### The task
Work out the number of lines in the records that include the word "sous"; reply with that number alone.
-.-.-
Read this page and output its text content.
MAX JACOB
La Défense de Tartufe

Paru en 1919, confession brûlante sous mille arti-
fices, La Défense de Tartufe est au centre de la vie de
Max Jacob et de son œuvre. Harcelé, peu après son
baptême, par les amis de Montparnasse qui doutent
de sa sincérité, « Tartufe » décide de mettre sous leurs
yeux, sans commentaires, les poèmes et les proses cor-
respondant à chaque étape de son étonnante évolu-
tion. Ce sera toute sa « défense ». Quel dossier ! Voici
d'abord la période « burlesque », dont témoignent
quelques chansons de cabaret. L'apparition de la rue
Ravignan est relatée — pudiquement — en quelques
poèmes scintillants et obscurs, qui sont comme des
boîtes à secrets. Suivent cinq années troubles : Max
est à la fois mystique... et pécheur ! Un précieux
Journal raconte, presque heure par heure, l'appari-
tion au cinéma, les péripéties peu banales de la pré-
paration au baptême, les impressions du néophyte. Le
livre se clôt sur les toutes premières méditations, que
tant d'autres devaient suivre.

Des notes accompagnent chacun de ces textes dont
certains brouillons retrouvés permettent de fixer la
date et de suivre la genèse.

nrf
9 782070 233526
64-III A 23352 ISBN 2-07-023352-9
-.-.-
### Right answer
2